[Collected data]
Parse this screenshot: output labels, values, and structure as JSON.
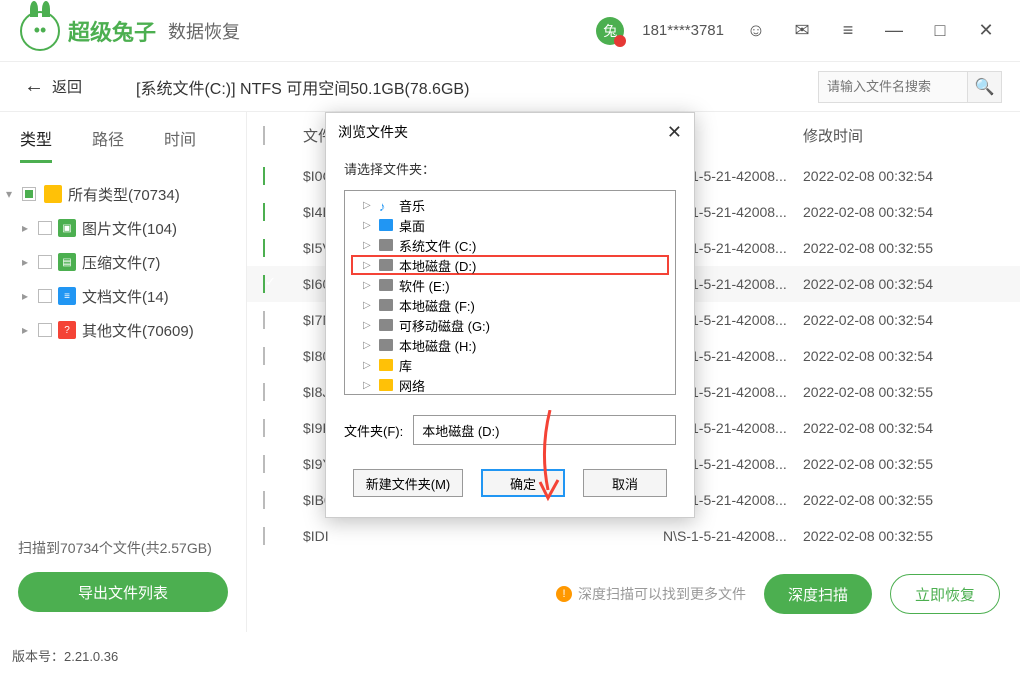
{
  "header": {
    "app_name": "超级兔子",
    "app_sub": "数据恢复",
    "phone": "181****3781"
  },
  "subheader": {
    "back": "返回",
    "path": "[系统文件(C:)] NTFS 可用空间50.1GB(78.6GB)",
    "search_placeholder": "请输入文件名搜索"
  },
  "sidebar": {
    "tabs": {
      "type": "类型",
      "path": "路径",
      "time": "时间"
    },
    "items": [
      {
        "label": "所有类型(70734)"
      },
      {
        "label": "图片文件(104)"
      },
      {
        "label": "压缩文件(7)"
      },
      {
        "label": "文档文件(14)"
      },
      {
        "label": "其他文件(70609)"
      }
    ],
    "scan_text": "扫描到70734个文件(共2.57GB)",
    "export_btn": "导出文件列表"
  },
  "table": {
    "hdr_name": "文件",
    "hdr_time": "修改时间",
    "rows": [
      {
        "checked": true,
        "name": "$I0C",
        "path": "N\\S-1-5-21-42008...",
        "time": "2022-02-08 00:32:54"
      },
      {
        "checked": true,
        "name": "$I4L",
        "path": "N\\S-1-5-21-42008...",
        "time": "2022-02-08 00:32:54"
      },
      {
        "checked": true,
        "name": "$I5V",
        "path": "N\\S-1-5-21-42008...",
        "time": "2022-02-08 00:32:55"
      },
      {
        "checked": true,
        "name": "$I60",
        "path": "N\\S-1-5-21-42008...",
        "time": "2022-02-08 00:32:54"
      },
      {
        "checked": false,
        "name": "$I7N",
        "path": "N\\S-1-5-21-42008...",
        "time": "2022-02-08 00:32:54"
      },
      {
        "checked": false,
        "name": "$I80",
        "path": "N\\S-1-5-21-42008...",
        "time": "2022-02-08 00:32:54"
      },
      {
        "checked": false,
        "name": "$I8J",
        "path": "N\\S-1-5-21-42008...",
        "time": "2022-02-08 00:32:55"
      },
      {
        "checked": false,
        "name": "$I9F",
        "path": "N\\S-1-5-21-42008...",
        "time": "2022-02-08 00:32:54"
      },
      {
        "checked": false,
        "name": "$I9Y",
        "path": "N\\S-1-5-21-42008...",
        "time": "2022-02-08 00:32:55"
      },
      {
        "checked": false,
        "name": "$IB0",
        "path": "N\\S-1-5-21-42008...",
        "time": "2022-02-08 00:32:55"
      },
      {
        "checked": false,
        "name": "$IDI",
        "path": "N\\S-1-5-21-42008...",
        "time": "2022-02-08 00:32:55"
      }
    ]
  },
  "bottom": {
    "tip": "深度扫描可以找到更多文件",
    "deep": "深度扫描",
    "restore": "立即恢复"
  },
  "dialog": {
    "title": "浏览文件夹",
    "select_label": "请选择文件夹：",
    "items": [
      {
        "label": "音乐",
        "icon": "music"
      },
      {
        "label": "桌面",
        "icon": "desktop"
      },
      {
        "label": "系统文件 (C:)",
        "icon": "drive"
      },
      {
        "label": "本地磁盘 (D:)",
        "icon": "drive",
        "hl": true
      },
      {
        "label": "软件 (E:)",
        "icon": "drive"
      },
      {
        "label": "本地磁盘 (F:)",
        "icon": "drive"
      },
      {
        "label": "可移动磁盘 (G:)",
        "icon": "drive"
      },
      {
        "label": "本地磁盘 (H:)",
        "icon": "drive"
      },
      {
        "label": "库",
        "icon": "lib"
      },
      {
        "label": "网络",
        "icon": "lib"
      }
    ],
    "folder_label": "文件夹(F):",
    "folder_value": "本地磁盘 (D:)",
    "new_folder": "新建文件夹(M)",
    "ok": "确定",
    "cancel": "取消"
  },
  "version_label": "版本号：",
  "version": "2.21.0.36"
}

Exercise brief → Leave out the pictures and retype every line above exactly.

Answer in full →
Parse this screenshot: output labels, values, and structure as JSON.
{
  "header": {
    "app_name": "超级兔子",
    "app_sub": "数据恢复",
    "phone": "181****3781"
  },
  "subheader": {
    "back": "返回",
    "path": "[系统文件(C:)] NTFS 可用空间50.1GB(78.6GB)",
    "search_placeholder": "请输入文件名搜索"
  },
  "sidebar": {
    "tabs": {
      "type": "类型",
      "path": "路径",
      "time": "时间"
    },
    "items": [
      {
        "label": "所有类型(70734)"
      },
      {
        "label": "图片文件(104)"
      },
      {
        "label": "压缩文件(7)"
      },
      {
        "label": "文档文件(14)"
      },
      {
        "label": "其他文件(70609)"
      }
    ],
    "scan_text": "扫描到70734个文件(共2.57GB)",
    "export_btn": "导出文件列表"
  },
  "table": {
    "hdr_name": "文件",
    "hdr_time": "修改时间",
    "rows": [
      {
        "checked": true,
        "name": "$I0C",
        "path": "N\\S-1-5-21-42008...",
        "time": "2022-02-08 00:32:54"
      },
      {
        "checked": true,
        "name": "$I4L",
        "path": "N\\S-1-5-21-42008...",
        "time": "2022-02-08 00:32:54"
      },
      {
        "checked": true,
        "name": "$I5V",
        "path": "N\\S-1-5-21-42008...",
        "time": "2022-02-08 00:32:55"
      },
      {
        "checked": true,
        "name": "$I60",
        "path": "N\\S-1-5-21-42008...",
        "time": "2022-02-08 00:32:54"
      },
      {
        "checked": false,
        "name": "$I7N",
        "path": "N\\S-1-5-21-42008...",
        "time": "2022-02-08 00:32:54"
      },
      {
        "checked": false,
        "name": "$I80",
        "path": "N\\S-1-5-21-42008...",
        "time": "2022-02-08 00:32:54"
      },
      {
        "checked": false,
        "name": "$I8J",
        "path": "N\\S-1-5-21-42008...",
        "time": "2022-02-08 00:32:55"
      },
      {
        "checked": false,
        "name": "$I9F",
        "path": "N\\S-1-5-21-42008...",
        "time": "2022-02-08 00:32:54"
      },
      {
        "checked": false,
        "name": "$I9Y",
        "path": "N\\S-1-5-21-42008...",
        "time": "2022-02-08 00:32:55"
      },
      {
        "checked": false,
        "name": "$IB0",
        "path": "N\\S-1-5-21-42008...",
        "time": "2022-02-08 00:32:55"
      },
      {
        "checked": false,
        "name": "$IDI",
        "path": "N\\S-1-5-21-42008...",
        "time": "2022-02-08 00:32:55"
      }
    ]
  },
  "bottom": {
    "tip": "深度扫描可以找到更多文件",
    "deep": "深度扫描",
    "restore": "立即恢复"
  },
  "dialog": {
    "title": "浏览文件夹",
    "select_label": "请选择文件夹：",
    "items": [
      {
        "label": "音乐",
        "icon": "music"
      },
      {
        "label": "桌面",
        "icon": "desktop"
      },
      {
        "label": "系统文件 (C:)",
        "icon": "drive"
      },
      {
        "label": "本地磁盘 (D:)",
        "icon": "drive",
        "hl": true
      },
      {
        "label": "软件 (E:)",
        "icon": "drive"
      },
      {
        "label": "本地磁盘 (F:)",
        "icon": "drive"
      },
      {
        "label": "可移动磁盘 (G:)",
        "icon": "drive"
      },
      {
        "label": "本地磁盘 (H:)",
        "icon": "drive"
      },
      {
        "label": "库",
        "icon": "lib"
      },
      {
        "label": "网络",
        "icon": "lib"
      }
    ],
    "folder_label": "文件夹(F):",
    "folder_value": "本地磁盘 (D:)",
    "new_folder": "新建文件夹(M)",
    "ok": "确定",
    "cancel": "取消"
  },
  "version_label": "版本号：",
  "version": "2.21.0.36"
}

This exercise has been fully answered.